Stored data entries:

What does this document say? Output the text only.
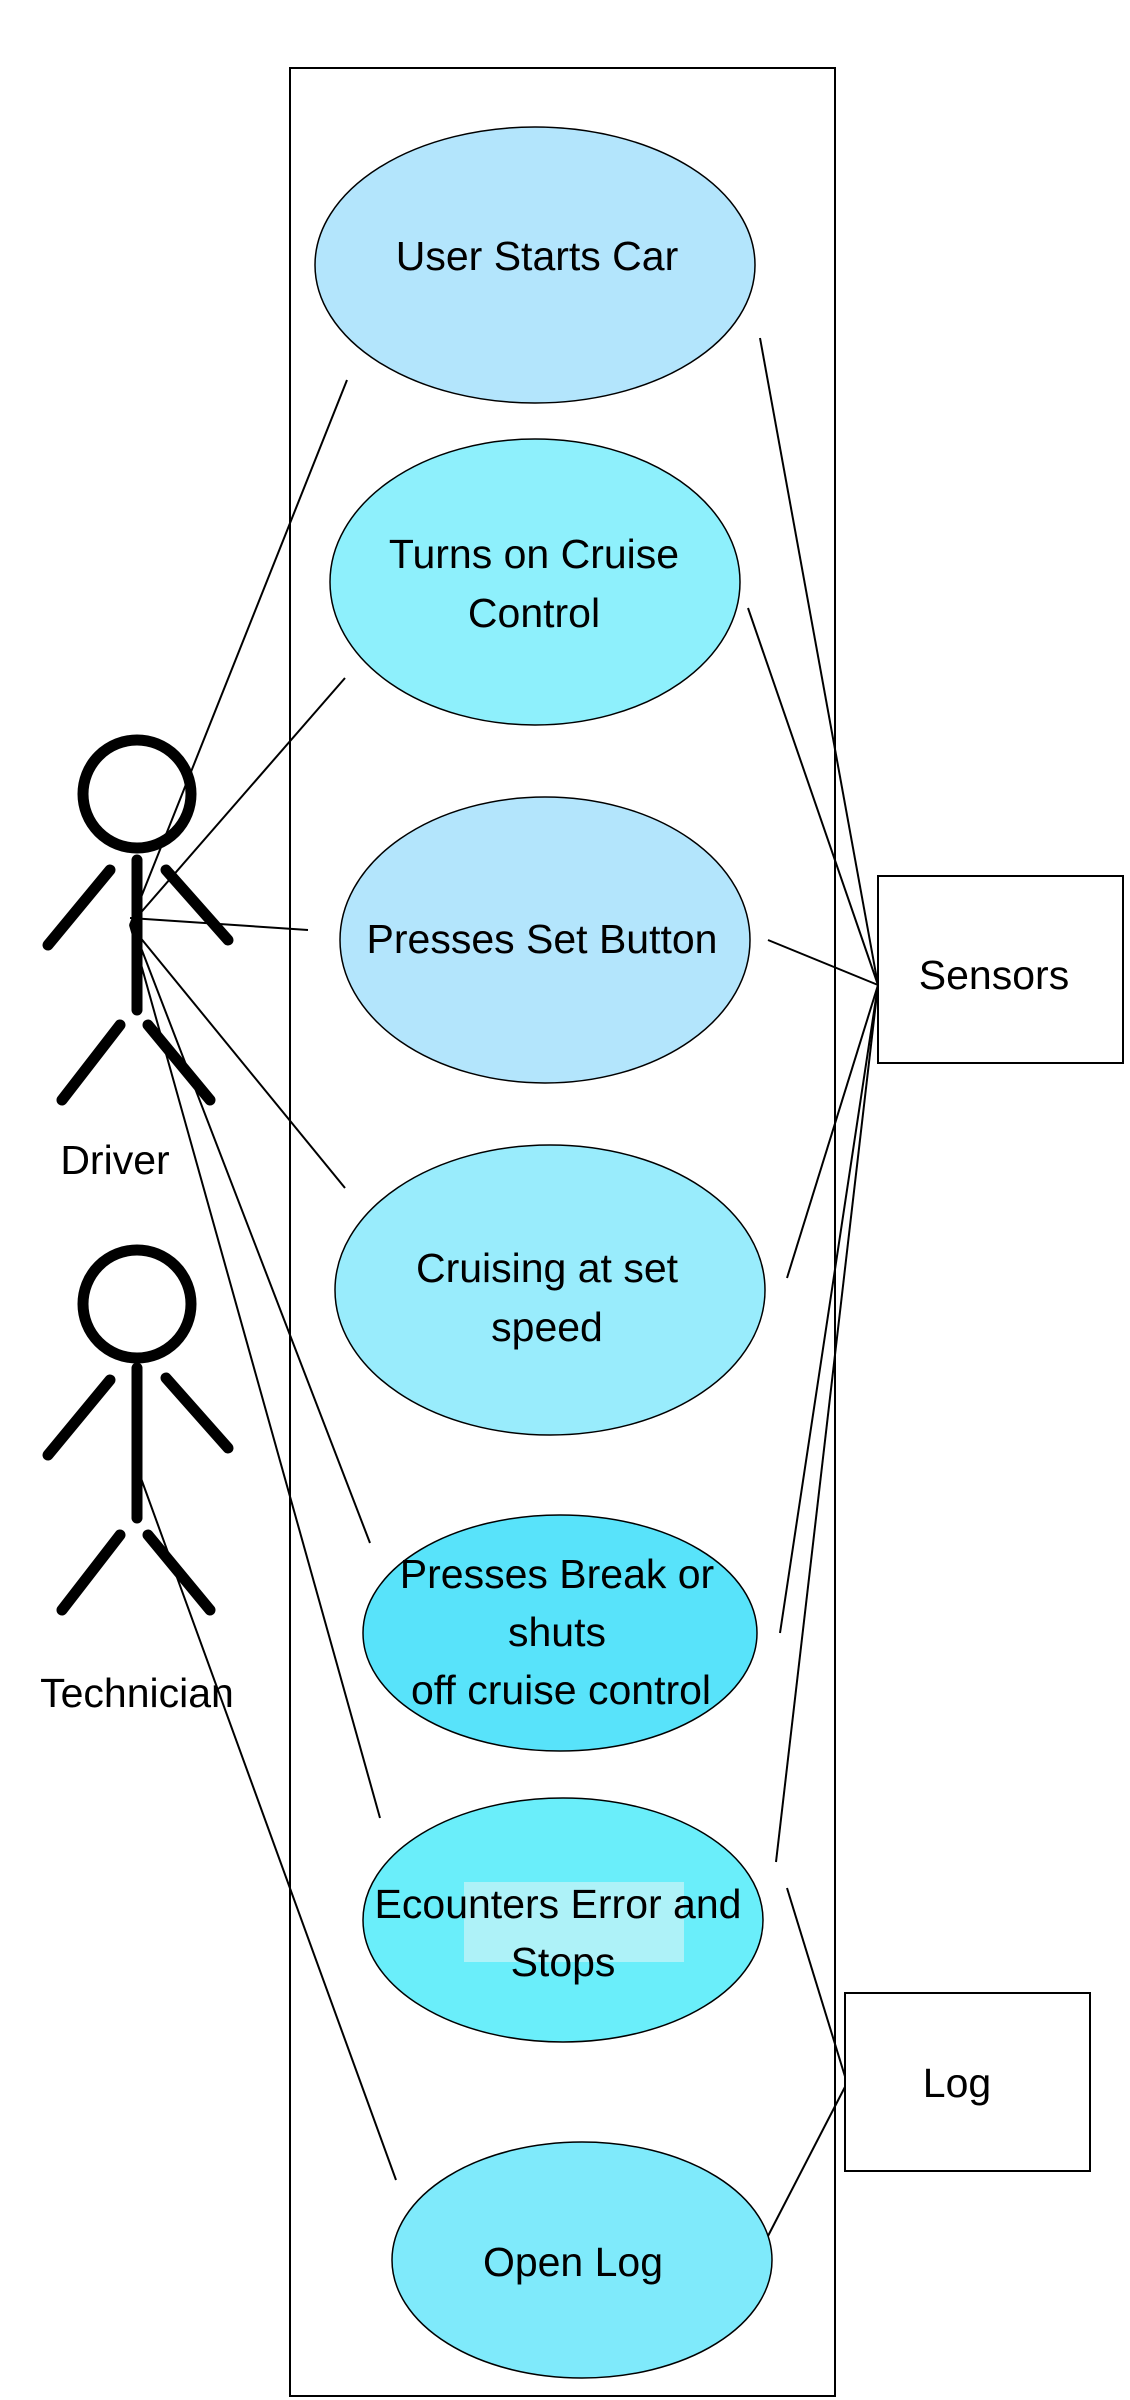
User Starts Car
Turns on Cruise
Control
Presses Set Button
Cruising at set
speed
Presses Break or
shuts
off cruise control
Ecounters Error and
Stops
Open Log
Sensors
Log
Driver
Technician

* **Given instruction**
Restate the records above in full, word for word. Keep pictures out.

* **Output for this task**
What does this document say? Output the text only.
User Starts Car
Turns on Cruise
Control
Presses Set Button
Cruising at set
speed
Presses Break or
shuts
off cruise control
Ecounters Error and
Stops
Open Log
Sensors
Log
Driver
Technician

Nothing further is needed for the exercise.